[DOCUMENT SEGMENT — start]

Described on the cover of the original text as "A Grand Romantic and Spectacular Drama", it is founded on Victor Hugo's celebrated novel, Notre‐Dame de Paris (1831) (translated into English as The Hunchback of Notre‐Dame in 1833).

Halliday's play was one of three 19th century stage versions of the novel, and was first performed at the Adelphi Theatre, London, on 10 April, 1871.

Published in New York by Robert M. De Witt (1871) as Issue 300 of De Witt's acting plays

Translations and adaptations

Performance history in South Africa

1876: Performed as Notre Dame, or The Gipsy Girl of Paris in the Theatre Royal, Burg Street, Cape Town, by the Disney Roebuck company on 5 August, with The Sailor of France, or The Republicans of Brest (Johnstone).

Sources

Facsimile version of the 1871 edition by De Witt, Hathi Trust Digital Library[2]

https://en.wikipedia.org/wiki/Andrew_Halliday_(journalist)

[DOCUMENT SEGMENT — finish]
[DATA EXTRACT — start]

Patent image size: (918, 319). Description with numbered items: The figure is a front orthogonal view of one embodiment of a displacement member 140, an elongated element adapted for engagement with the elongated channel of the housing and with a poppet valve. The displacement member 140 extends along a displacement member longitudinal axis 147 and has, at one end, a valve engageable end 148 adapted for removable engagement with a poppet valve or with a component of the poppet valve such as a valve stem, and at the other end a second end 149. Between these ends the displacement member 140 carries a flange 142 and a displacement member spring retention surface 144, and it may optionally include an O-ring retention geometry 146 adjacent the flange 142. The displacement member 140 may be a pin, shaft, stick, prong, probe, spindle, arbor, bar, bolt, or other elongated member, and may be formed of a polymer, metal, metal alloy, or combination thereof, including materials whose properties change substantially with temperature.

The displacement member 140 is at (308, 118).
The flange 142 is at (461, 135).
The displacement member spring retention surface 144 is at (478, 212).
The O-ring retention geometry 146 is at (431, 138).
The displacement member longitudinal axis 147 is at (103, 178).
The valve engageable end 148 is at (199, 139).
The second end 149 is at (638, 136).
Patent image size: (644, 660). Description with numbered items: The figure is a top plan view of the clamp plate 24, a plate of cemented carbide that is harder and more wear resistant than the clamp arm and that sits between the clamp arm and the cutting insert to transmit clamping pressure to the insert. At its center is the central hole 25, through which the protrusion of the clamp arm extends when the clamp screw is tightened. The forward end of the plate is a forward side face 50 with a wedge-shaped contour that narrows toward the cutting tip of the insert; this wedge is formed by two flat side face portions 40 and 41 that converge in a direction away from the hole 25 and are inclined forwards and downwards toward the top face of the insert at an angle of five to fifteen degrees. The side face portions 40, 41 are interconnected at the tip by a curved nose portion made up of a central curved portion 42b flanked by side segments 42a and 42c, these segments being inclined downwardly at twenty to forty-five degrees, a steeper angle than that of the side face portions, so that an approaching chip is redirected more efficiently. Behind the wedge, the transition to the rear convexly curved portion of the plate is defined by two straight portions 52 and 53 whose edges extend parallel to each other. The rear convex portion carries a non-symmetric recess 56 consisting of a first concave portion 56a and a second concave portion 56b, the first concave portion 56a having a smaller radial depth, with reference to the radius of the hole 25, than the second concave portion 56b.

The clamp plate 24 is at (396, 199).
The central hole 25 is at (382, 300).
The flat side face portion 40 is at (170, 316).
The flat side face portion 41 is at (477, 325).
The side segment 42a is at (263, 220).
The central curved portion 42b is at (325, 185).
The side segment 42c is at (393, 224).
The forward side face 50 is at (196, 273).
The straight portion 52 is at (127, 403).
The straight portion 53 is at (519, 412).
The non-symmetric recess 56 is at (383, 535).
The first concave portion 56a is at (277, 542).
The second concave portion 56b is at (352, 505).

[DATA EXTRACT — finish]

◆ SET OF TASKS:
A. In the text about Halliday's play, give again the part that opens with the words containing "Published in New" and closes with "https://en.wikipedia.org/wiki/Andrew_Halliday_(journalist)", substituting "Royal Theatre" for "Theatre Royal".
B. Answer these questions from the text about Halliday's play:
(i) At which theater was the play first performed?
(ii) As which issue of De Witt's acting plays was it published?
(iii) Which company performed it in Cape Town in 1876?

◆ WRITTEN RESPONSES:
A.
Published in New York by Robert M. De Witt (1871) as Issue 300 of De Witt's acting plays

Translations and adaptations

Performance history in South Africa

1876: Performed as Notre Dame, or The Gipsy Girl of Paris in the Royal Theatre, Burg Street, Cape Town, by the Disney Roebuck company on 5 August, with The Sailor of France, or The Republicans of Brest (Johnstone).

Sources

Facsimile version of the 1871 edition by De Witt, Hathi Trust Digital Library[2]

https://en.wikipedia.org/wiki/Andrew_Halliday_(journalist)

B.
(i) The Adelphi Theatre, London.
(ii) Issue 300.
(iii) The Disney Roebuck company.